### EXERCISE DESCRIPTION
Please transcribe the listing below in full and word for word, without its pictures.

TASK INPUT start

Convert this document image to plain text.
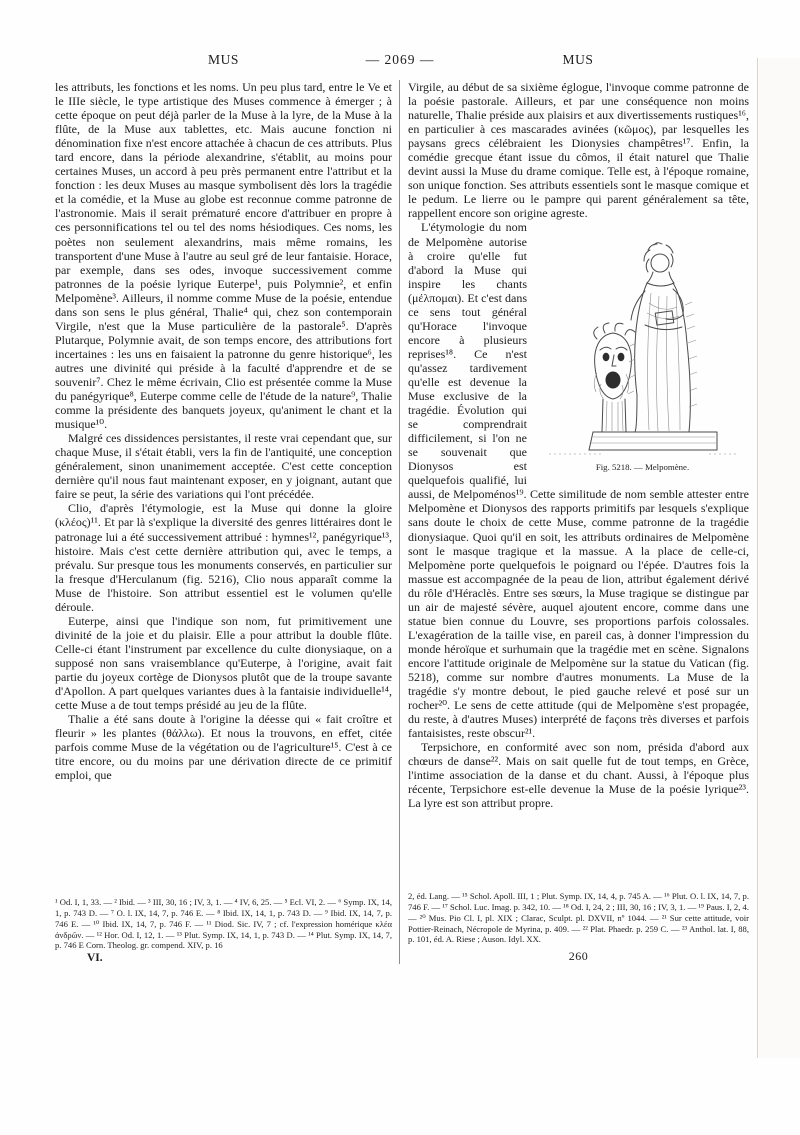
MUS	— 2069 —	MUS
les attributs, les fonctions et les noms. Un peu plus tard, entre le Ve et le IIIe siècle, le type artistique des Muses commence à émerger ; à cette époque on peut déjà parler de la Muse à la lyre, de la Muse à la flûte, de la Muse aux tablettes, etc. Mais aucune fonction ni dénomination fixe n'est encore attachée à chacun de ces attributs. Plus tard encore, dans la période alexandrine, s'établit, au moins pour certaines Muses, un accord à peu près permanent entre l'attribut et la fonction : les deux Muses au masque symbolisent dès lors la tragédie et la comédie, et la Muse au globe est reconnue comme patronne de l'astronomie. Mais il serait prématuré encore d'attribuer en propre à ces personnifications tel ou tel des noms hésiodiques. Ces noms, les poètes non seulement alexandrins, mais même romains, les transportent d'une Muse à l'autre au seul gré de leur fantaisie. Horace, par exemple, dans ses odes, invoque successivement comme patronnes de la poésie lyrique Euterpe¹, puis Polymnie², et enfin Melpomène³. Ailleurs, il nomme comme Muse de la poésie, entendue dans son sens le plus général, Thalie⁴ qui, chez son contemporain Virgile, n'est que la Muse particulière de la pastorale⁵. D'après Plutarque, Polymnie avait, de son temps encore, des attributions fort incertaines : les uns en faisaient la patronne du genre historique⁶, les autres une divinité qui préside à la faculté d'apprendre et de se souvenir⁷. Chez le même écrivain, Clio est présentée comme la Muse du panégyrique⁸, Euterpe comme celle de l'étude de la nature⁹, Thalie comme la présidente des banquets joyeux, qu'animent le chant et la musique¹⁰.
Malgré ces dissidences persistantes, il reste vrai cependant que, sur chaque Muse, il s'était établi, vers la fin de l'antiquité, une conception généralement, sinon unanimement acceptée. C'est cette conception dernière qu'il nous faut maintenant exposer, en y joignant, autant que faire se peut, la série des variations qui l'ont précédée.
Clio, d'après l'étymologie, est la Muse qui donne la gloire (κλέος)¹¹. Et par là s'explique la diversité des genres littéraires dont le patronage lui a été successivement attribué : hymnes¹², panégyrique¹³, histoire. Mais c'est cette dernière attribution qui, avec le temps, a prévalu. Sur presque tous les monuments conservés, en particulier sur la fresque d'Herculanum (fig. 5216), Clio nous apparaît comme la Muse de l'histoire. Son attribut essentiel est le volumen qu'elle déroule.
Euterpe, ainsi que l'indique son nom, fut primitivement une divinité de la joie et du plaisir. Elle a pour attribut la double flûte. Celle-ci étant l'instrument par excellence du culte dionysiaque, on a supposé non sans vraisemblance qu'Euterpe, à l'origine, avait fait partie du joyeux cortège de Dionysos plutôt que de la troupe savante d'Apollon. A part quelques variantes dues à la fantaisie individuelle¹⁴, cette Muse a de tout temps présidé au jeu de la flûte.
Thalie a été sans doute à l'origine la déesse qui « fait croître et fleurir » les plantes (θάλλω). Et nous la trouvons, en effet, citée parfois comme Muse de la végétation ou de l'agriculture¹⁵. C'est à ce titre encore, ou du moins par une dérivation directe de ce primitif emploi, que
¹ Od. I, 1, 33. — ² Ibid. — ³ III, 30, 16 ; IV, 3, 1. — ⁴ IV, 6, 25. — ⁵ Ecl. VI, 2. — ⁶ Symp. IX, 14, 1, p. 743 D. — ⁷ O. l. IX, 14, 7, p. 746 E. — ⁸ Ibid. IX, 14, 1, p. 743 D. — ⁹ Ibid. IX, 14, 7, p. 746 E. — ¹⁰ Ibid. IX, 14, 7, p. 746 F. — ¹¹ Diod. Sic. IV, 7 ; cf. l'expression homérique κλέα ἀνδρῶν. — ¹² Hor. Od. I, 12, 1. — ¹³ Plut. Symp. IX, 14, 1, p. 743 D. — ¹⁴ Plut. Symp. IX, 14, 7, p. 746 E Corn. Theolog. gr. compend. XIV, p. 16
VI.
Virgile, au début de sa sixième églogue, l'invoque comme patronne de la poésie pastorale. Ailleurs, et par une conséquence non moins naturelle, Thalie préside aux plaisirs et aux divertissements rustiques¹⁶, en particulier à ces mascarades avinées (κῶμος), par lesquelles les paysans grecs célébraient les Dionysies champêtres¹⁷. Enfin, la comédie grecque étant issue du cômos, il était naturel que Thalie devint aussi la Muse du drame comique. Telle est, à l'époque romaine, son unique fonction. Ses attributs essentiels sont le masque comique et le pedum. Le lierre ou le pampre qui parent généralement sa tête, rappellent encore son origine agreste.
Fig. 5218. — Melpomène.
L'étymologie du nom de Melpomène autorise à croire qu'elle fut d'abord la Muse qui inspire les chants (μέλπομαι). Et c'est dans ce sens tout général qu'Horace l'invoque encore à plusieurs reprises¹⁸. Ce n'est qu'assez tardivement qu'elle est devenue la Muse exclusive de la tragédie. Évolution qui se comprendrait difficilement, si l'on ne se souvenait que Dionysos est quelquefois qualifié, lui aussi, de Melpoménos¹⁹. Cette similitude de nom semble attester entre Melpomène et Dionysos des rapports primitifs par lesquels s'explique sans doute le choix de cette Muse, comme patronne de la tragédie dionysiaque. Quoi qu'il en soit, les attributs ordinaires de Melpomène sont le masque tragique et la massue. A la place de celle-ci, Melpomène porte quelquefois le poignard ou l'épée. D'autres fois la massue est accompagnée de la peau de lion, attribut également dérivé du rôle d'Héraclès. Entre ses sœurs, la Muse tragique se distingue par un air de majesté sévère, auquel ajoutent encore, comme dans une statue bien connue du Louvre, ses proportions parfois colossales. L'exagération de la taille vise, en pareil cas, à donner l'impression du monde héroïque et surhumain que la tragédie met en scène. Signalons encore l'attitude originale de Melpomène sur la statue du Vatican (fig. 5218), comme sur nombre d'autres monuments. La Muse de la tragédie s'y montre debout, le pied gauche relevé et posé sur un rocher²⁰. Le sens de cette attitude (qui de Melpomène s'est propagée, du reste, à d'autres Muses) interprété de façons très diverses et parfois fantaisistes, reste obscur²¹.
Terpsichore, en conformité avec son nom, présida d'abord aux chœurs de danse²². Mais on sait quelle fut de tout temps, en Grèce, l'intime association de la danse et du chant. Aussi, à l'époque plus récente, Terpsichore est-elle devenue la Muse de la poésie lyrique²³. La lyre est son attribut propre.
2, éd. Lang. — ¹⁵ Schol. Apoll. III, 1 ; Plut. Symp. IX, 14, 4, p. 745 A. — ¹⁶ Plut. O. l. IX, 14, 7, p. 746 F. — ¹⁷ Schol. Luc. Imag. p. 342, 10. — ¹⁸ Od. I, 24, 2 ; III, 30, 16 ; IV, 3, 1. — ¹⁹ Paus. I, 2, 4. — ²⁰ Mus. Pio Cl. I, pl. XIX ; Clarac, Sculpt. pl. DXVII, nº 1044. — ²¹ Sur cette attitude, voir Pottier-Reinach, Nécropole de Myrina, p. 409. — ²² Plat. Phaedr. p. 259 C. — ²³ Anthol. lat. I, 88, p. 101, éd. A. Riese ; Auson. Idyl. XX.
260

TASK INPUT end

### COMPLETE RESPONSE
Convert this document image to plain text.
MUS	— 2069 —	MUS
les attributs, les fonctions et les noms. Un peu plus tard, entre le Ve et le IIIe siècle, le type artistique des Muses commence à émerger ; à cette époque on peut déjà parler de la Muse à la lyre, de la Muse à la flûte, de la Muse aux tablettes, etc. Mais aucune fonction ni dénomination fixe n'est encore attachée à chacun de ces attributs. Plus tard encore, dans la période alexandrine, s'établit, au moins pour certaines Muses, un accord à peu près permanent entre l'attribut et la fonction : les deux Muses au masque symbolisent dès lors la tragédie et la comédie, et la Muse au globe est reconnue comme patronne de l'astronomie. Mais il serait prématuré encore d'attribuer en propre à ces personnifications tel ou tel des noms hésiodiques. Ces noms, les poètes non seulement alexandrins, mais même romains, les transportent d'une Muse à l'autre au seul gré de leur fantaisie. Horace, par exemple, dans ses odes, invoque successivement comme patronnes de la poésie lyrique Euterpe¹, puis Polymnie², et enfin Melpomène³. Ailleurs, il nomme comme Muse de la poésie, entendue dans son sens le plus général, Thalie⁴ qui, chez son contemporain Virgile, n'est que la Muse particulière de la pastorale⁵. D'après Plutarque, Polymnie avait, de son temps encore, des attributions fort incertaines : les uns en faisaient la patronne du genre historique⁶, les autres une divinité qui préside à la faculté d'apprendre et de se souvenir⁷. Chez le même écrivain, Clio est présentée comme la Muse du panégyrique⁸, Euterpe comme celle de l'étude de la nature⁹, Thalie comme la présidente des banquets joyeux, qu'animent le chant et la musique¹⁰.
Malgré ces dissidences persistantes, il reste vrai cependant que, sur chaque Muse, il s'était établi, vers la fin de l'antiquité, une conception généralement, sinon unanimement acceptée. C'est cette conception dernière qu'il nous faut maintenant exposer, en y joignant, autant que faire se peut, la série des variations qui l'ont précédée.
Clio, d'après l'étymologie, est la Muse qui donne la gloire (κλέος)¹¹. Et par là s'explique la diversité des genres littéraires dont le patronage lui a été successivement attribué : hymnes¹², panégyrique¹³, histoire. Mais c'est cette dernière attribution qui, avec le temps, a prévalu. Sur presque tous les monuments conservés, en particulier sur la fresque d'Herculanum (fig. 5216), Clio nous apparaît comme la Muse de l'histoire. Son attribut essentiel est le volumen qu'elle déroule.
Euterpe, ainsi que l'indique son nom, fut primitivement une divinité de la joie et du plaisir. Elle a pour attribut la double flûte. Celle-ci étant l'instrument par excellence du culte dionysiaque, on a supposé non sans vraisemblance qu'Euterpe, à l'origine, avait fait partie du joyeux cortège de Dionysos plutôt que de la troupe savante d'Apollon. A part quelques variantes dues à la fantaisie individuelle¹⁴, cette Muse a de tout temps présidé au jeu de la flûte.
Thalie a été sans doute à l'origine la déesse qui « fait croître et fleurir » les plantes (θάλλω). Et nous la trouvons, en effet, citée parfois comme Muse de la végétation ou de l'agriculture¹⁵. C'est à ce titre encore, ou du moins par une dérivation directe de ce primitif emploi, que
¹ Od. I, 1, 33. — ² Ibid. — ³ III, 30, 16 ; IV, 3, 1. — ⁴ IV, 6, 25. — ⁵ Ecl. VI, 2. — ⁶ Symp. IX, 14, 1, p. 743 D. — ⁷ O. l. IX, 14, 7, p. 746 E. — ⁸ Ibid. IX, 14, 1, p. 743 D. — ⁹ Ibid. IX, 14, 7, p. 746 E. — ¹⁰ Ibid. IX, 14, 7, p. 746 F. — ¹¹ Diod. Sic. IV, 7 ; cf. l'expression homérique κλέα ἀνδρῶν. — ¹² Hor. Od. I, 12, 1. — ¹³ Plut. Symp. IX, 14, 1, p. 743 D. — ¹⁴ Plut. Symp. IX, 14, 7, p. 746 E Corn. Theolog. gr. compend. XIV, p. 16
VI.
Virgile, au début de sa sixième églogue, l'invoque comme patronne de la poésie pastorale. Ailleurs, et par une conséquence non moins naturelle, Thalie préside aux plaisirs et aux divertissements rustiques¹⁶, en particulier à ces mascarades avinées (κῶμος), par lesquelles les paysans grecs célébraient les Dionysies champêtres¹⁷. Enfin, la comédie grecque étant issue du cômos, il était naturel que Thalie devint aussi la Muse du drame comique. Telle est, à l'époque romaine, son unique fonction. Ses attributs essentiels sont le masque comique et le pedum. Le lierre ou le pampre qui parent généralement sa tête, rappellent encore son origine agreste.
Fig. 5218. — Melpomène.
L'étymologie du nom de Melpomène autorise à croire qu'elle fut d'abord la Muse qui inspire les chants (μέλπομαι). Et c'est dans ce sens tout général qu'Horace l'invoque encore à plusieurs reprises¹⁸. Ce n'est qu'assez tardivement qu'elle est devenue la Muse exclusive de la tragédie. Évolution qui se comprendrait difficilement, si l'on ne se souvenait que Dionysos est quelquefois qualifié, lui aussi, de Melpoménos¹⁹. Cette similitude de nom semble attester entre Melpomène et Dionysos des rapports primitifs par lesquels s'explique sans doute le choix de cette Muse, comme patronne de la tragédie dionysiaque. Quoi qu'il en soit, les attributs ordinaires de Melpomène sont le masque tragique et la massue. A la place de celle-ci, Melpomène porte quelquefois le poignard ou l'épée. D'autres fois la massue est accompagnée de la peau de lion, attribut également dérivé du rôle d'Héraclès. Entre ses sœurs, la Muse tragique se distingue par un air de majesté sévère, auquel ajoutent encore, comme dans une statue bien connue du Louvre, ses proportions parfois colossales. L'exagération de la taille vise, en pareil cas, à donner l'impression du monde héroïque et surhumain que la tragédie met en scène. Signalons encore l'attitude originale de Melpomène sur la statue du Vatican (fig. 5218), comme sur nombre d'autres monuments. La Muse de la tragédie s'y montre debout, le pied gauche relevé et posé sur un rocher²⁰. Le sens de cette attitude (qui de Melpomène s'est propagée, du reste, à d'autres Muses) interprété de façons très diverses et parfois fantaisistes, reste obscur²¹.
Terpsichore, en conformité avec son nom, présida d'abord aux chœurs de danse²². Mais on sait quelle fut de tout temps, en Grèce, l'intime association de la danse et du chant. Aussi, à l'époque plus récente, Terpsichore est-elle devenue la Muse de la poésie lyrique²³. La lyre est son attribut propre.
2, éd. Lang. — ¹⁵ Schol. Apoll. III, 1 ; Plut. Symp. IX, 14, 4, p. 745 A. — ¹⁶ Plut. O. l. IX, 14, 7, p. 746 F. — ¹⁷ Schol. Luc. Imag. p. 342, 10. — ¹⁸ Od. I, 24, 2 ; III, 30, 16 ; IV, 3, 1. — ¹⁹ Paus. I, 2, 4. — ²⁰ Mus. Pio Cl. I, pl. XIX ; Clarac, Sculpt. pl. DXVII, nº 1044. — ²¹ Sur cette attitude, voir Pottier-Reinach, Nécropole de Myrina, p. 409. — ²² Plat. Phaedr. p. 259 C. — ²³ Anthol. lat. I, 88, p. 101, éd. A. Riese ; Auson. Idyl. XX.
260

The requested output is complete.